> **GIVEN RECORDS**
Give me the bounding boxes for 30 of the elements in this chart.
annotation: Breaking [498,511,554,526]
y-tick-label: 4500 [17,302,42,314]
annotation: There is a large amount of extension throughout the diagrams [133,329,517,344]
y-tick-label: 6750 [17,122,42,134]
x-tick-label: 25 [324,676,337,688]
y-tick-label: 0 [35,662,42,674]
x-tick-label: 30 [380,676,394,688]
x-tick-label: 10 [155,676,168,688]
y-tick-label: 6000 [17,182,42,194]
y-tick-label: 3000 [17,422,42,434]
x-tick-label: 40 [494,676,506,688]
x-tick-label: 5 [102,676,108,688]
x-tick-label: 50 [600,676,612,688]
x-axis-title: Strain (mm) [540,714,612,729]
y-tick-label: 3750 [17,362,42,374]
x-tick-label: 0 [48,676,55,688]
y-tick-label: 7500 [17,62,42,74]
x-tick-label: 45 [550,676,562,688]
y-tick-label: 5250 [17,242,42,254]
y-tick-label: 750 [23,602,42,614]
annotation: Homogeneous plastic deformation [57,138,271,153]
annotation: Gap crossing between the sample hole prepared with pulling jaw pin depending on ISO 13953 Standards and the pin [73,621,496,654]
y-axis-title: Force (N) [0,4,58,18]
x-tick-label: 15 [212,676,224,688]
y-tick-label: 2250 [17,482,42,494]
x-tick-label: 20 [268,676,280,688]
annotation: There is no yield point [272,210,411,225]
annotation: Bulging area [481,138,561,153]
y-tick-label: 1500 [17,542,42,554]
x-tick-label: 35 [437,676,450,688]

> **EXERCISE DIRECTIONS**
Rewrite the data from its first line up to and including the line with "x-tick-label: 10 [155,676,168,688]", changing "extension" to "elongation" and keeping everything else the same.

> **FINISHED ANSWER**
Give me the bounding boxes for 30 of the elements in this chart.
annotation: Breaking [498,511,554,526]
y-tick-label: 4500 [17,302,42,314]
annotation: There is a large amount of elongation throughout the diagrams [133,329,517,344]
y-tick-label: 6750 [17,122,42,134]
x-tick-label: 25 [324,676,337,688]
y-tick-label: 0 [35,662,42,674]
x-tick-label: 30 [380,676,394,688]
x-tick-label: 10 [155,676,168,688]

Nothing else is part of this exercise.